++++ Exercise data

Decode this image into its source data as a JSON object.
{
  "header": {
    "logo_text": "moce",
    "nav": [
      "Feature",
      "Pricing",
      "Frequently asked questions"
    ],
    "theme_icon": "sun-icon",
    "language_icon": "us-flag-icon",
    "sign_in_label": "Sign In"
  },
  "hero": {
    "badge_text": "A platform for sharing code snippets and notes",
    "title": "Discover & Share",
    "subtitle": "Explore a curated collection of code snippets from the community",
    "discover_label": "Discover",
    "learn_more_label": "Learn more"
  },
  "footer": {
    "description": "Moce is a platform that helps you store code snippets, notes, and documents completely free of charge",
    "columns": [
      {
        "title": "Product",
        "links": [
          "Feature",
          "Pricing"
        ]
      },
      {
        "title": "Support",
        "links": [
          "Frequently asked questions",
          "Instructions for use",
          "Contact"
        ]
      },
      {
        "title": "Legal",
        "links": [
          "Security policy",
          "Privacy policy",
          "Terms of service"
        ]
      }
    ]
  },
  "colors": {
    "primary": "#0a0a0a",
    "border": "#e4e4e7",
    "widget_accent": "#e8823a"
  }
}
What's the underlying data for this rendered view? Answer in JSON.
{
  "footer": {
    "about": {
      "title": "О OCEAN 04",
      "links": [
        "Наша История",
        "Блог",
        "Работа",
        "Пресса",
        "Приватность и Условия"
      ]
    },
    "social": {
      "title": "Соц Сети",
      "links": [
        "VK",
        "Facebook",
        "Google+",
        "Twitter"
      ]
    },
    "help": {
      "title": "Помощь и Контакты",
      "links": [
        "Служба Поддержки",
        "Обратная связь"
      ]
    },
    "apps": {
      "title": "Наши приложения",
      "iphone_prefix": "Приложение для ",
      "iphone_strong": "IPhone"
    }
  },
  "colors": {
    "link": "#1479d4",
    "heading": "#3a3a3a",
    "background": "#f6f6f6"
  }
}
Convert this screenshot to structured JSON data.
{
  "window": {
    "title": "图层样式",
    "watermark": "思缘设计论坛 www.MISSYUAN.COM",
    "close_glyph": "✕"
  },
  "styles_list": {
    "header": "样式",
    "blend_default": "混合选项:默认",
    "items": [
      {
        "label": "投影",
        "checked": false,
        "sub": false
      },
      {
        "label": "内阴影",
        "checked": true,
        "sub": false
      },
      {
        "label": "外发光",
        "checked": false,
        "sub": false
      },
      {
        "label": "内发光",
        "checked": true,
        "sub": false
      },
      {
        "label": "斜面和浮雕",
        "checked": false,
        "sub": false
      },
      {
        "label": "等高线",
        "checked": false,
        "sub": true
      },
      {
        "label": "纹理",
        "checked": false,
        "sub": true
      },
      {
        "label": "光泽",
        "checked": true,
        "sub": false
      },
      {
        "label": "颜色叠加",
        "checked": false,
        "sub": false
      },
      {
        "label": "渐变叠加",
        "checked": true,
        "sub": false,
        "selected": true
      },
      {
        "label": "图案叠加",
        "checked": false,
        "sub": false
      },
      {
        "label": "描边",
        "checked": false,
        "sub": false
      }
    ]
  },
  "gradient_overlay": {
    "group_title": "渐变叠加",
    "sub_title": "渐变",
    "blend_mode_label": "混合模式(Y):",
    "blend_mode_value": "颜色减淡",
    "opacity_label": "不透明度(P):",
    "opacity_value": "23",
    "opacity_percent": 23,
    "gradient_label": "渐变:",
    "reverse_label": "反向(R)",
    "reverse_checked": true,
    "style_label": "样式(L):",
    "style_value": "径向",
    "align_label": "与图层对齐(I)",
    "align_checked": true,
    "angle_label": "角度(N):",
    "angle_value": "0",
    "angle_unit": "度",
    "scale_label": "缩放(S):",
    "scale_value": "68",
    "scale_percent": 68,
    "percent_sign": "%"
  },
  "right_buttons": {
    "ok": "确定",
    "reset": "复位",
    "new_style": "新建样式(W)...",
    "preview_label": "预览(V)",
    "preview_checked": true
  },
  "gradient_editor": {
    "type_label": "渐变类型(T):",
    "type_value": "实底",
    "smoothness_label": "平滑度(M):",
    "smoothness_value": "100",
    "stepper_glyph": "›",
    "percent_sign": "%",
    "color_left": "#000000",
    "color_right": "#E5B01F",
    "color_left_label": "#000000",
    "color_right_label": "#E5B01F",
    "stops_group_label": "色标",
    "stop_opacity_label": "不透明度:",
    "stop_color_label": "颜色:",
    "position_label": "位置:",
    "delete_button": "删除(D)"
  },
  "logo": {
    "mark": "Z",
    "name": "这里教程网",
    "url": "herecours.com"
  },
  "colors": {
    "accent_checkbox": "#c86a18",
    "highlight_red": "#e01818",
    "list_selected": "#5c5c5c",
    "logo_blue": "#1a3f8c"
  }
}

++++++++

* Set exercise
Write out every record shown above, word for word.

* Result
Decode this image into its source data as a JSON object.
{
  "header": {
    "logo_text": "moce",
    "nav": [
      "Feature",
      "Pricing",
      "Frequently asked questions"
    ],
    "theme_icon": "sun-icon",
    "language_icon": "us-flag-icon",
    "sign_in_label": "Sign In"
  },
  "hero": {
    "badge_text": "A platform for sharing code snippets and notes",
    "title": "Discover & Share",
    "subtitle": "Explore a curated collection of code snippets from the community",
    "discover_label": "Discover",
    "learn_more_label": "Learn more"
  },
  "footer": {
    "description": "Moce is a platform that helps you store code snippets, notes, and documents completely free of charge",
    "columns": [
      {
        "title": "Product",
        "links": [
          "Feature",
          "Pricing"
        ]
      },
      {
        "title": "Support",
        "links": [
          "Frequently asked questions",
          "Instructions for use",
          "Contact"
        ]
      },
      {
        "title": "Legal",
        "links": [
          "Security policy",
          "Privacy policy",
          "Terms of service"
        ]
      }
    ]
  },
  "colors": {
    "primary": "#0a0a0a",
    "border": "#e4e4e7",
    "widget_accent": "#e8823a"
  }
}
What's the underlying data for this rendered view? Answer in JSON.
{
  "footer": {
    "about": {
      "title": "О OCEAN 04",
      "links": [
        "Наша История",
        "Блог",
        "Работа",
        "Пресса",
        "Приватность и Условия"
      ]
    },
    "social": {
      "title": "Соц Сети",
      "links": [
        "VK",
        "Facebook",
        "Google+",
        "Twitter"
      ]
    },
    "help": {
      "title": "Помощь и Контакты",
      "links": [
        "Служба Поддержки",
        "Обратная связь"
      ]
    },
    "apps": {
      "title": "Наши приложения",
      "iphone_prefix": "Приложение для ",
      "iphone_strong": "IPhone"
    }
  },
  "colors": {
    "link": "#1479d4",
    "heading": "#3a3a3a",
    "background": "#f6f6f6"
  }
}
Convert this screenshot to structured JSON data.
{
  "window": {
    "title": "图层样式",
    "watermark": "思缘设计论坛 www.MISSYUAN.COM",
    "close_glyph": "✕"
  },
  "styles_list": {
    "header": "样式",
    "blend_default": "混合选项:默认",
    "items": [
      {
        "label": "投影",
        "checked": false,
        "sub": false
      },
      {
        "label": "内阴影",
        "checked": true,
        "sub": false
      },
      {
        "label": "外发光",
        "checked": false,
        "sub": false
      },
      {
        "label": "内发光",
        "checked": true,
        "sub": false
      },
      {
        "label": "斜面和浮雕",
        "checked": false,
        "sub": false
      },
      {
        "label": "等高线",
        "checked": false,
        "sub": true
      },
      {
        "label": "纹理",
        "checked": false,
        "sub": true
      },
      {
        "label": "光泽",
        "checked": true,
        "sub": false
      },
      {
        "label": "颜色叠加",
        "checked": false,
        "sub": false
      },
      {
        "label": "渐变叠加",
        "checked": true,
        "sub": false,
        "selected": true
      },
      {
        "label": "图案叠加",
        "checked": false,
        "sub": false
      },
      {
        "label": "描边",
        "checked": false,
        "sub": false
      }
    ]
  },
  "gradient_overlay": {
    "group_title": "渐变叠加",
    "sub_title": "渐变",
    "blend_mode_label": "混合模式(Y):",
    "blend_mode_value": "颜色减淡",
    "opacity_label": "不透明度(P):",
    "opacity_value": "23",
    "opacity_percent": 23,
    "gradient_label": "渐变:",
    "reverse_label": "反向(R)",
    "reverse_checked": true,
    "style_label": "样式(L):",
    "style_value": "径向",
    "align_label": "与图层对齐(I)",
    "align_checked": true,
    "angle_label": "角度(N):",
    "angle_value": "0",
    "angle_unit": "度",
    "scale_label": "缩放(S):",
    "scale_value": "68",
    "scale_percent": 68,
    "percent_sign": "%"
  },
  "right_buttons": {
    "ok": "确定",
    "reset": "复位",
    "new_style": "新建样式(W)...",
    "preview_label": "预览(V)",
    "preview_checked": true
  },
  "gradient_editor": {
    "type_label": "渐变类型(T):",
    "type_value": "实底",
    "smoothness_label": "平滑度(M):",
    "smoothness_value": "100",
    "stepper_glyph": "›",
    "percent_sign": "%",
    "color_left": "#000000",
    "color_right": "#E5B01F",
    "color_left_label": "#000000",
    "color_right_label": "#E5B01F",
    "stops_group_label": "色标",
    "stop_opacity_label": "不透明度:",
    "stop_color_label": "颜色:",
    "position_label": "位置:",
    "delete_button": "删除(D)"
  },
  "logo": {
    "mark": "Z",
    "name": "这里教程网",
    "url": "herecours.com"
  },
  "colors": {
    "accent_checkbox": "#c86a18",
    "highlight_red": "#e01818",
    "list_selected": "#5c5c5c",
    "logo_blue": "#1a3f8c"
  }
}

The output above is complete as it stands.